> _Set exercise_: Pick out each line of the records that includes the string "它们的共性是什么", and copy it.

+++ Extracted records +++

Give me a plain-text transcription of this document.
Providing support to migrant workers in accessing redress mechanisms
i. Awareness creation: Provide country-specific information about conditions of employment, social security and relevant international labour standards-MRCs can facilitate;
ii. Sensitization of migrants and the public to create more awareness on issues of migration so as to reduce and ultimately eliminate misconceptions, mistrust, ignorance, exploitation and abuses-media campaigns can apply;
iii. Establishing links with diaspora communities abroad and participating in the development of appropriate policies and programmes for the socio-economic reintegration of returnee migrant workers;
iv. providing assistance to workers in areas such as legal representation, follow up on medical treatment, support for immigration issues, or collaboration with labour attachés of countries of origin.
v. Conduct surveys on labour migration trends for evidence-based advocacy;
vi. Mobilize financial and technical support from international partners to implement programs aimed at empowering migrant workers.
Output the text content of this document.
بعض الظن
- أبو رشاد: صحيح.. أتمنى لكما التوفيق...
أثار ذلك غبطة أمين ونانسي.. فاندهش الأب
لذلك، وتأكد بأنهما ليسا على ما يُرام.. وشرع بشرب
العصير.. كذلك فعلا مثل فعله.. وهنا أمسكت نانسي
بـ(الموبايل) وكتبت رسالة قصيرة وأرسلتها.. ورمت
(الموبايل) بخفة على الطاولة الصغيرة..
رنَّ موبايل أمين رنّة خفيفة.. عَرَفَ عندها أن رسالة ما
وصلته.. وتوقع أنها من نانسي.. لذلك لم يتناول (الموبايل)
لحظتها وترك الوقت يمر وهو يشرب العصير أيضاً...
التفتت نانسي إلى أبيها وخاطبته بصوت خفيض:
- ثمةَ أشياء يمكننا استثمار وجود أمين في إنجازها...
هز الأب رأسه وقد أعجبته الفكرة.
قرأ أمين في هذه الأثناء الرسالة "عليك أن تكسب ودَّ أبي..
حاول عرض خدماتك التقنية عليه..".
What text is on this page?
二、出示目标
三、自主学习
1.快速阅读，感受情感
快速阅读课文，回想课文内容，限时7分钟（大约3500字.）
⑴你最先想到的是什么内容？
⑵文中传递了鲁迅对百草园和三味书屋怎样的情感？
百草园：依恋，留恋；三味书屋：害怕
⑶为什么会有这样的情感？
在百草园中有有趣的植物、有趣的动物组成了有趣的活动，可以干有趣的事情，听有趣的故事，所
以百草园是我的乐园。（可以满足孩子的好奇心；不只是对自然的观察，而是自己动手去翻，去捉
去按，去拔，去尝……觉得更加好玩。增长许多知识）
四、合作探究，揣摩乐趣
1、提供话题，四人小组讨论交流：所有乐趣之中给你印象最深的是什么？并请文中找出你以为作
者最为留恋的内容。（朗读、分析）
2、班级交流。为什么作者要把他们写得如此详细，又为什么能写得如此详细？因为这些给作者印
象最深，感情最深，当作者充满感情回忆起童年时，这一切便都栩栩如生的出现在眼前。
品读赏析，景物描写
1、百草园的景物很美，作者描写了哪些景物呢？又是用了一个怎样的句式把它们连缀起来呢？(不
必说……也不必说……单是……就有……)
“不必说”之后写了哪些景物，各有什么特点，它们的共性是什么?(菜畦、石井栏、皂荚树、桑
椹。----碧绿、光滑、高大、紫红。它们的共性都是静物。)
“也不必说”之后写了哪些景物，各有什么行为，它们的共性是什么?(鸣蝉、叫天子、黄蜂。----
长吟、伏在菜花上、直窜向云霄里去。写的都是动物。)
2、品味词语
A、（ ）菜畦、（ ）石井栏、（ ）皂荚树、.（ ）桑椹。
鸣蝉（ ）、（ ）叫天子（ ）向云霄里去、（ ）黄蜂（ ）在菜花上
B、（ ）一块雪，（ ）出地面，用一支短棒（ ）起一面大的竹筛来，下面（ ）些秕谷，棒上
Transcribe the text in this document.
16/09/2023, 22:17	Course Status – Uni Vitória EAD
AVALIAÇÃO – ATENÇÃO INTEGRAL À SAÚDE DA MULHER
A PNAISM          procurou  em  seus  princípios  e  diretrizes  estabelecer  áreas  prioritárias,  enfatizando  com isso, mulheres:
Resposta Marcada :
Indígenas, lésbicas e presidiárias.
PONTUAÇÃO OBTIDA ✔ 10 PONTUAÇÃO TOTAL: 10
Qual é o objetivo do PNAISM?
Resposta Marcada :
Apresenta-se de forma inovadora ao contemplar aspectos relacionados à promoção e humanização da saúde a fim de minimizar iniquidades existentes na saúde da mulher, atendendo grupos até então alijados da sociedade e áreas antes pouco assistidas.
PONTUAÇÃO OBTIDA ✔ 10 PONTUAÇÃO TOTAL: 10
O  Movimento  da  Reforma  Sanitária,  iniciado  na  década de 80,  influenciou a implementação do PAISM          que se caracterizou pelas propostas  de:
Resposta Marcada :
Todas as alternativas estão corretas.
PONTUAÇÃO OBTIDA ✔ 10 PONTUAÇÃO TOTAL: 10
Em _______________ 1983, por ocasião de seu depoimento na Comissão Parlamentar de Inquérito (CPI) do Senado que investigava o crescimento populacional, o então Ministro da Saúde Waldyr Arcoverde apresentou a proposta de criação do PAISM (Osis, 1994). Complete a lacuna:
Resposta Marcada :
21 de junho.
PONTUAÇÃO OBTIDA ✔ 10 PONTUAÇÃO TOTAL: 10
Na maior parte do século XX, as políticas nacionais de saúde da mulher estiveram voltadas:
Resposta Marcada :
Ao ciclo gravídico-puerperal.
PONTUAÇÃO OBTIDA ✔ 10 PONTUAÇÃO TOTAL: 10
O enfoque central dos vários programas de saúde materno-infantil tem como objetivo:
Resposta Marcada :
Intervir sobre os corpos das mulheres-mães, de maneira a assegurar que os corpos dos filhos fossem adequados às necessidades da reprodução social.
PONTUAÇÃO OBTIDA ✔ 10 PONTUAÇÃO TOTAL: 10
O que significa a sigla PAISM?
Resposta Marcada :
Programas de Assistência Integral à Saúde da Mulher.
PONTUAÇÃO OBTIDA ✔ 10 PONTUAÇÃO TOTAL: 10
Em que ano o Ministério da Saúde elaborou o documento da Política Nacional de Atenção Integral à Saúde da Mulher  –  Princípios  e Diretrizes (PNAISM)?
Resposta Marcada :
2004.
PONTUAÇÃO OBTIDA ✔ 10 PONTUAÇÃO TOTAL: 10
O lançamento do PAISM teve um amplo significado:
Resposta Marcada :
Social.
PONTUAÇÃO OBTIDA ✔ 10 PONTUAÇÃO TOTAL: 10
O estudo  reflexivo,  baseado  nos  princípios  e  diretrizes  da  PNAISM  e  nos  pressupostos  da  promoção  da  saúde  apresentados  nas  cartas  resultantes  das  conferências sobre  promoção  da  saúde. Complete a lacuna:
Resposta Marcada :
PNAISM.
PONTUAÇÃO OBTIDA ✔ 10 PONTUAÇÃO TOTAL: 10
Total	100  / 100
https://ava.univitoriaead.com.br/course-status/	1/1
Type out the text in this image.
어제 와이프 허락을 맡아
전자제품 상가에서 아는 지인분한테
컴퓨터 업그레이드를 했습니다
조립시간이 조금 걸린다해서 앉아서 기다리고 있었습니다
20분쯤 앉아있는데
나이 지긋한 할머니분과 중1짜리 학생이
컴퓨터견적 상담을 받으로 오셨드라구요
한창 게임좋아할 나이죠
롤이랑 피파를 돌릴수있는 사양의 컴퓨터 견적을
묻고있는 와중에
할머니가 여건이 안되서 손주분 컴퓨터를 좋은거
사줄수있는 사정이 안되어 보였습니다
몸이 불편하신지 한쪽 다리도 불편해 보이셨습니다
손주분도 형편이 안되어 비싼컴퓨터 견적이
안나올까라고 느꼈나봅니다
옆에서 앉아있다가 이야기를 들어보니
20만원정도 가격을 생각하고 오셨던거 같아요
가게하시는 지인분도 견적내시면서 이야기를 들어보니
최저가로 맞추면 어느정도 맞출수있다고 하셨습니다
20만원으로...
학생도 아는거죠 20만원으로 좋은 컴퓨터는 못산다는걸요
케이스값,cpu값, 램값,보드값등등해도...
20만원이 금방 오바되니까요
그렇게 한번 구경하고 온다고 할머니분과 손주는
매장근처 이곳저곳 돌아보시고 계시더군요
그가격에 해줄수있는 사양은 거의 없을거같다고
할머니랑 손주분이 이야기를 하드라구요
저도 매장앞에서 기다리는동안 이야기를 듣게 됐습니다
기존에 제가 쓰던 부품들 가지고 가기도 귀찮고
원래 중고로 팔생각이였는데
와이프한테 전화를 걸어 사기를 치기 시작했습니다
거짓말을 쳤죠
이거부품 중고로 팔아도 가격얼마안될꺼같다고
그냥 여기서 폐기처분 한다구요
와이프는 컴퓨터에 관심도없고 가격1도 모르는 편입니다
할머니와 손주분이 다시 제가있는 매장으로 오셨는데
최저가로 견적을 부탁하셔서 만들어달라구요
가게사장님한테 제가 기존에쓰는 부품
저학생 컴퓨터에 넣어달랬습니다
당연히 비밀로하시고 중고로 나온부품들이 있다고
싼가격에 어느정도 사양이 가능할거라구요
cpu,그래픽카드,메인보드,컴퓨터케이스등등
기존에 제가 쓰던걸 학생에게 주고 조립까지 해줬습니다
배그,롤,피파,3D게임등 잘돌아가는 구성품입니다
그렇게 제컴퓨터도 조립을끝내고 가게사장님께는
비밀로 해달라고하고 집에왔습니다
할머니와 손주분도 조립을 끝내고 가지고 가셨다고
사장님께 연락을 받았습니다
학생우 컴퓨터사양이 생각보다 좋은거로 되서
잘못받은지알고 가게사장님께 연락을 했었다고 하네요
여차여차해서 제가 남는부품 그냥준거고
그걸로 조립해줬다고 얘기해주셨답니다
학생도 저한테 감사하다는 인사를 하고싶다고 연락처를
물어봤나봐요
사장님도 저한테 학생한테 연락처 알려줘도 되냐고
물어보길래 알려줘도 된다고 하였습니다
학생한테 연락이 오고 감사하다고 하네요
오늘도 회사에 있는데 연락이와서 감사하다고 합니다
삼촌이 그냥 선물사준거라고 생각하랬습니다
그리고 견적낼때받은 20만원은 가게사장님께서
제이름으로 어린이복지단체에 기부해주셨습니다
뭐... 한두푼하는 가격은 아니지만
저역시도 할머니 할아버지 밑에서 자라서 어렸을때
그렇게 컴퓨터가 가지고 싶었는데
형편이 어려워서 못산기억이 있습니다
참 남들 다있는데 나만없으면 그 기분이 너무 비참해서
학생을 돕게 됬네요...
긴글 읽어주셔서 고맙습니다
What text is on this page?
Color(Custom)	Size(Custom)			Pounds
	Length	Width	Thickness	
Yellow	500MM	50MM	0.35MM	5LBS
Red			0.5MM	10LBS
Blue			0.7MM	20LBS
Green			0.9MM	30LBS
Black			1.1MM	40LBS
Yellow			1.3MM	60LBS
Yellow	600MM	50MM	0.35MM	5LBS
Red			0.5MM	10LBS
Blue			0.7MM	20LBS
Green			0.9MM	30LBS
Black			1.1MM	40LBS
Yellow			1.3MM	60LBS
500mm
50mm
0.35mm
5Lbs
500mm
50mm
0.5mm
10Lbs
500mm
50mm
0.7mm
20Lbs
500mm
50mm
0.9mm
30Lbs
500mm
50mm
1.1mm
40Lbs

+++

> _Result_:
“不必说”之后写了哪些景物，各有什么特点，它们的共性是什么?(菜畦、石井栏、皂荚树、桑
“也不必说”之后写了哪些景物，各有什么行为，它们的共性是什么?(鸣蝉、叫天子、黄蜂。----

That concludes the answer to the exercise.